Exercise: Set down all of the data exactly as it appears.

[Records from a collection of figures]
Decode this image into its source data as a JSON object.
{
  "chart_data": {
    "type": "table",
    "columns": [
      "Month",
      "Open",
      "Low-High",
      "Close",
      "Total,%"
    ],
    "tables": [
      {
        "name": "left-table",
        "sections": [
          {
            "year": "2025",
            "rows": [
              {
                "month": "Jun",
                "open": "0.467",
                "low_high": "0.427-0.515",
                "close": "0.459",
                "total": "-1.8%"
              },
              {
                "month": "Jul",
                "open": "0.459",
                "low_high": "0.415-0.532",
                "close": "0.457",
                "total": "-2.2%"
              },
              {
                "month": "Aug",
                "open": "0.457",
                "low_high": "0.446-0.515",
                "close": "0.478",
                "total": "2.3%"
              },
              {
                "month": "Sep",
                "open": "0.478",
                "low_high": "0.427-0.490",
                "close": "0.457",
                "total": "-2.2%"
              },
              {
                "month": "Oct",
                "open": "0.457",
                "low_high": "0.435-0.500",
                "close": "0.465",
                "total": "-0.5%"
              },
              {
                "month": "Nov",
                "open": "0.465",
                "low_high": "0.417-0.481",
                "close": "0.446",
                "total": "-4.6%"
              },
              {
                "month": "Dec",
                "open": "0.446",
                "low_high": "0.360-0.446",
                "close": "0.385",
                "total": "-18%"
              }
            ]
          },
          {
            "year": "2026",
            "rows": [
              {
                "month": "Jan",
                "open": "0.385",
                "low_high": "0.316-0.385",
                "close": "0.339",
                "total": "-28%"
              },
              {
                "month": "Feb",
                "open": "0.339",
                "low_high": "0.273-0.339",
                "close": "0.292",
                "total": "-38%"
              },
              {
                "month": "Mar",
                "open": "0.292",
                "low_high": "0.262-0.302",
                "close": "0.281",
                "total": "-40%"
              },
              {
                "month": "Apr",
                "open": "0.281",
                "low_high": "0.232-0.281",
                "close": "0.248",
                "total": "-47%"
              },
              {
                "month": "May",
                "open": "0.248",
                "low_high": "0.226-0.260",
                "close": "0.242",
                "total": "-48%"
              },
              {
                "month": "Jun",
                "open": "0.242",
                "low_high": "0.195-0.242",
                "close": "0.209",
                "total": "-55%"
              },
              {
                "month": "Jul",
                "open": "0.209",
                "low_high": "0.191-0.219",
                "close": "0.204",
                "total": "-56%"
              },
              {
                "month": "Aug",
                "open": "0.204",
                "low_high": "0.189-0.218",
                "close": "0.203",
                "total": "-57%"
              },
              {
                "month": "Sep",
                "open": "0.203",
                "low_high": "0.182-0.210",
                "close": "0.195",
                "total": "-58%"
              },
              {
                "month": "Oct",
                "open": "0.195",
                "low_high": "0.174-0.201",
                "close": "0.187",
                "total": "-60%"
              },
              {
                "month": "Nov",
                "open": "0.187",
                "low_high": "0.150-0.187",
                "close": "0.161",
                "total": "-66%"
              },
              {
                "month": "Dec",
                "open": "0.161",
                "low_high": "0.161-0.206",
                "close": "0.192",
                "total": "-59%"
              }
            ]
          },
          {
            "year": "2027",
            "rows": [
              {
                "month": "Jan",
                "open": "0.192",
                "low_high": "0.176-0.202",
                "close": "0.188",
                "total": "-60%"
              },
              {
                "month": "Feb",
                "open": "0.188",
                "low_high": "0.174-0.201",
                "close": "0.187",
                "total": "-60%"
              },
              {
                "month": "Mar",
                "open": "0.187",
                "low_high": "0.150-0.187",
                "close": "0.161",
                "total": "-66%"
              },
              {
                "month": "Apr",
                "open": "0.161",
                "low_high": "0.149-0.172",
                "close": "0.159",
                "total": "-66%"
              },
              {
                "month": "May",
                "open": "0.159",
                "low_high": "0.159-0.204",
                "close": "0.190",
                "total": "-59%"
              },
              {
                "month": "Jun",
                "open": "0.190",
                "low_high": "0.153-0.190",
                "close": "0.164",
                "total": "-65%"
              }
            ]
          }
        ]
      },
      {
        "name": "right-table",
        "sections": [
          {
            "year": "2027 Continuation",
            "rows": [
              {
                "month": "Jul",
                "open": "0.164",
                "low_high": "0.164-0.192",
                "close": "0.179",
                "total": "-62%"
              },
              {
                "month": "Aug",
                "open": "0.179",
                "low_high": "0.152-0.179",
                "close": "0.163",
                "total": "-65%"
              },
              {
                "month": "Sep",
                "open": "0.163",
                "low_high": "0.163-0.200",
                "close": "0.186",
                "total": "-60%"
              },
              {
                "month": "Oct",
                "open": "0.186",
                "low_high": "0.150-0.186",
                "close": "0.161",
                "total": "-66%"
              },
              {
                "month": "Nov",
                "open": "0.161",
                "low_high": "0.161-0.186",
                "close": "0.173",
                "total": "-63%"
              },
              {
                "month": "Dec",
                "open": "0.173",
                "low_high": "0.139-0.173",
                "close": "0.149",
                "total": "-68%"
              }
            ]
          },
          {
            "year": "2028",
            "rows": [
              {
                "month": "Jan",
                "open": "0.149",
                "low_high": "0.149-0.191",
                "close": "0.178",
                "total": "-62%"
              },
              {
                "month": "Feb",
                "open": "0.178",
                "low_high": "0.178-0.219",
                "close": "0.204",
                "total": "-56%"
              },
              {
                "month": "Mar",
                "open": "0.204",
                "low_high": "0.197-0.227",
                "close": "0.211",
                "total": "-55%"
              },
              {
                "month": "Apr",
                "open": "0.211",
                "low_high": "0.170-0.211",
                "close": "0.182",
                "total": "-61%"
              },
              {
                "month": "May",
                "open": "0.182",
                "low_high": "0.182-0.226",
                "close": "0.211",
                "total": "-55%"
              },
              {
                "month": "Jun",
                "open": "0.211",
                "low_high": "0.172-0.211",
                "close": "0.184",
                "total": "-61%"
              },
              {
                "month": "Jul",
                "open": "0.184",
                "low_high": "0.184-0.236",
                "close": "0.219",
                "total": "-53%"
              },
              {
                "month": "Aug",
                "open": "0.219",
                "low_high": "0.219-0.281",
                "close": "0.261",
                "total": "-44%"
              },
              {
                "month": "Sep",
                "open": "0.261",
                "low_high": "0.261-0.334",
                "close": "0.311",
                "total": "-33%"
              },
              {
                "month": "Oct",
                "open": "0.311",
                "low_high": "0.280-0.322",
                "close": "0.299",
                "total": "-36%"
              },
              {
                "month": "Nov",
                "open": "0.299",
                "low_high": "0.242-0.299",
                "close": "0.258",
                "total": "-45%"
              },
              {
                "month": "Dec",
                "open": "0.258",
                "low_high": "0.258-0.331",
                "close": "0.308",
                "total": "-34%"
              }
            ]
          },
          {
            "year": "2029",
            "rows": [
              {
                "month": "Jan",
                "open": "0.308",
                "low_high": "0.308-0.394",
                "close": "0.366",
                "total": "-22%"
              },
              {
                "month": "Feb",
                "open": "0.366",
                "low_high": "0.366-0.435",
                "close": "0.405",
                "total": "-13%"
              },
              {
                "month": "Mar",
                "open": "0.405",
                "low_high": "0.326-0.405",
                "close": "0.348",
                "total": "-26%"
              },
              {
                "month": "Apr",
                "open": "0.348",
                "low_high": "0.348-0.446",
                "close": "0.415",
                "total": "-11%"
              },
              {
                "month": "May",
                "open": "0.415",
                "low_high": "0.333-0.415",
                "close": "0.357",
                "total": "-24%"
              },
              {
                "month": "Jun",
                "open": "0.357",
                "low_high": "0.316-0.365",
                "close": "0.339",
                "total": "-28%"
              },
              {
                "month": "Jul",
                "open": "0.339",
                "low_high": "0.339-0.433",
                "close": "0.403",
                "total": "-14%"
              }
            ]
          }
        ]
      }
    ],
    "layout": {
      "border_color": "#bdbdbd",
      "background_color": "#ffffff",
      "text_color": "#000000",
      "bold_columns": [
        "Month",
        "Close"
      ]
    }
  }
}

Correct result:
Decode this image into its source data as a JSON object.
{
  "chart_data": {
    "type": "table",
    "columns": [
      "Month",
      "Open",
      "Low-High",
      "Close",
      "Total,%"
    ],
    "tables": [
      {
        "name": "left-table",
        "sections": [
          {
            "year": "2025",
            "rows": [
              {
                "month": "Jun",
                "open": "0.467",
                "low_high": "0.427-0.515",
                "close": "0.459",
                "total": "-1.8%"
              },
              {
                "month": "Jul",
                "open": "0.459",
                "low_high": "0.415-0.532",
                "close": "0.457",
                "total": "-2.2%"
              },
              {
                "month": "Aug",
                "open": "0.457",
                "low_high": "0.446-0.515",
                "close": "0.478",
                "total": "2.3%"
              },
              {
                "month": "Sep",
                "open": "0.478",
                "low_high": "0.427-0.490",
                "close": "0.457",
                "total": "-2.2%"
              },
              {
                "month": "Oct",
                "open": "0.457",
                "low_high": "0.435-0.500",
                "close": "0.465",
                "total": "-0.5%"
              },
              {
                "month": "Nov",
                "open": "0.465",
                "low_high": "0.417-0.481",
                "close": "0.446",
                "total": "-4.6%"
              },
              {
                "month": "Dec",
                "open": "0.446",
                "low_high": "0.360-0.446",
                "close": "0.385",
                "total": "-18%"
              }
            ]
          },
          {
            "year": "2026",
            "rows": [
              {
                "month": "Jan",
                "open": "0.385",
                "low_high": "0.316-0.385",
                "close": "0.339",
                "total": "-28%"
              },
              {
                "month": "Feb",
                "open": "0.339",
                "low_high": "0.273-0.339",
                "close": "0.292",
                "total": "-38%"
              },
              {
                "month": "Mar",
                "open": "0.292",
                "low_high": "0.262-0.302",
                "close": "0.281",
                "total": "-40%"
              },
              {
                "month": "Apr",
                "open": "0.281",
                "low_high": "0.232-0.281",
                "close": "0.248",
                "total": "-47%"
              },
              {
                "month": "May",
                "open": "0.248",
                "low_high": "0.226-0.260",
                "close": "0.242",
                "total": "-48%"
              },
              {
                "month": "Jun",
                "open": "0.242",
                "low_high": "0.195-0.242",
                "close": "0.209",
                "total": "-55%"
              },
              {
                "month": "Jul",
                "open": "0.209",
                "low_high": "0.191-0.219",
                "close": "0.204",
                "total": "-56%"
              },
              {
                "month": "Aug",
                "open": "0.204",
                "low_high": "0.189-0.218",
                "close": "0.203",
                "total": "-57%"
              },
              {
                "month": "Sep",
                "open": "0.203",
                "low_high": "0.182-0.210",
                "close": "0.195",
                "total": "-58%"
              },
              {
                "month": "Oct",
                "open": "0.195",
                "low_high": "0.174-0.201",
                "close": "0.187",
                "total": "-60%"
              },
              {
                "month": "Nov",
                "open": "0.187",
                "low_high": "0.150-0.187",
                "close": "0.161",
                "total": "-66%"
              },
              {
                "month": "Dec",
                "open": "0.161",
                "low_high": "0.161-0.206",
                "close": "0.192",
                "total": "-59%"
              }
            ]
          },
          {
            "year": "2027",
            "rows": [
              {
                "month": "Jan",
                "open": "0.192",
                "low_high": "0.176-0.202",
                "close": "0.188",
                "total": "-60%"
              },
              {
                "month": "Feb",
                "open": "0.188",
                "low_high": "0.174-0.201",
                "close": "0.187",
                "total": "-60%"
              },
              {
                "month": "Mar",
                "open": "0.187",
                "low_high": "0.150-0.187",
                "close": "0.161",
                "total": "-66%"
              },
              {
                "month": "Apr",
                "open": "0.161",
                "low_high": "0.149-0.172",
                "close": "0.159",
                "total": "-66%"
              },
              {
                "month": "May",
                "open": "0.159",
                "low_high": "0.159-0.204",
                "close": "0.190",
                "total": "-59%"
              },
              {
                "month": "Jun",
                "open": "0.190",
                "low_high": "0.153-0.190",
                "close": "0.164",
                "total": "-65%"
              }
            ]
          }
        ]
      },
      {
        "name": "right-table",
        "sections": [
          {
            "year": "2027 Continuation",
            "rows": [
              {
                "month": "Jul",
                "open": "0.164",
                "low_high": "0.164-0.192",
                "close": "0.179",
                "total": "-62%"
              },
              {
                "month": "Aug",
                "open": "0.179",
                "low_high": "0.152-0.179",
                "close": "0.163",
                "total": "-65%"
              },
              {
                "month": "Sep",
                "open": "0.163",
                "low_high": "0.163-0.200",
                "close": "0.186",
                "total": "-60%"
              },
              {
                "month": "Oct",
                "open": "0.186",
                "low_high": "0.150-0.186",
                "close": "0.161",
                "total": "-66%"
              },
              {
                "month": "Nov",
                "open": "0.161",
                "low_high": "0.161-0.186",
                "close": "0.173",
                "total": "-63%"
              },
              {
                "month": "Dec",
                "open": "0.173",
                "low_high": "0.139-0.173",
                "close": "0.149",
                "total": "-68%"
              }
            ]
          },
          {
            "year": "2028",
            "rows": [
              {
                "month": "Jan",
                "open": "0.149",
                "low_high": "0.149-0.191",
                "close": "0.178",
                "total": "-62%"
              },
              {
                "month": "Feb",
                "open": "0.178",
                "low_high": "0.178-0.219",
                "close": "0.204",
                "total": "-56%"
              },
              {
                "month": "Mar",
                "open": "0.204",
                "low_high": "0.197-0.227",
                "close": "0.211",
                "total": "-55%"
              },
              {
                "month": "Apr",
                "open": "0.211",
                "low_high": "0.170-0.211",
                "close": "0.182",
                "total": "-61%"
              },
              {
                "month": "May",
                "open": "0.182",
                "low_high": "0.182-0.226",
                "close": "0.211",
                "total": "-55%"
              },
              {
                "month": "Jun",
                "open": "0.211",
                "low_high": "0.172-0.211",
                "close": "0.184",
                "total": "-61%"
              },
              {
                "month": "Jul",
                "open": "0.184",
                "low_high": "0.184-0.236",
                "close": "0.219",
                "total": "-53%"
              },
              {
                "month": "Aug",
                "open": "0.219",
                "low_high": "0.219-0.281",
                "close": "0.261",
                "total": "-44%"
              },
              {
                "month": "Sep",
                "open": "0.261",
                "low_high": "0.261-0.334",
                "close": "0.311",
                "total": "-33%"
              },
              {
                "month": "Oct",
                "open": "0.311",
                "low_high": "0.280-0.322",
                "close": "0.299",
                "total": "-36%"
              },
              {
                "month": "Nov",
                "open": "0.299",
                "low_high": "0.242-0.299",
                "close": "0.258",
                "total": "-45%"
              },
              {
                "month": "Dec",
                "open": "0.258",
                "low_high": "0.258-0.331",
                "close": "0.308",
                "total": "-34%"
              }
            ]
          },
          {
            "year": "2029",
            "rows": [
              {
                "month": "Jan",
                "open": "0.308",
                "low_high": "0.308-0.394",
                "close": "0.366",
                "total": "-22%"
              },
              {
                "month": "Feb",
                "open": "0.366",
                "low_high": "0.366-0.435",
                "close": "0.405",
                "total": "-13%"
              },
              {
                "month": "Mar",
                "open": "0.405",
                "low_high": "0.326-0.405",
                "close": "0.348",
                "total": "-26%"
              },
              {
                "month": "Apr",
                "open": "0.348",
                "low_high": "0.348-0.446",
                "close": "0.415",
                "total": "-11%"
              },
              {
                "month": "May",
                "open": "0.415",
                "low_high": "0.333-0.415",
                "close": "0.357",
                "total": "-24%"
              },
              {
                "month": "Jun",
                "open": "0.357",
                "low_high": "0.316-0.365",
                "close": "0.339",
                "total": "-28%"
              },
              {
                "month": "Jul",
                "open": "0.339",
                "low_high": "0.339-0.433",
                "close": "0.403",
                "total": "-14%"
              }
            ]
          }
        ]
      }
    ],
    "layout": {
      "border_color": "#bdbdbd",
      "background_color": "#ffffff",
      "text_color": "#000000",
      "bold_columns": [
        "Month",
        "Close"
      ]
    }
  }
}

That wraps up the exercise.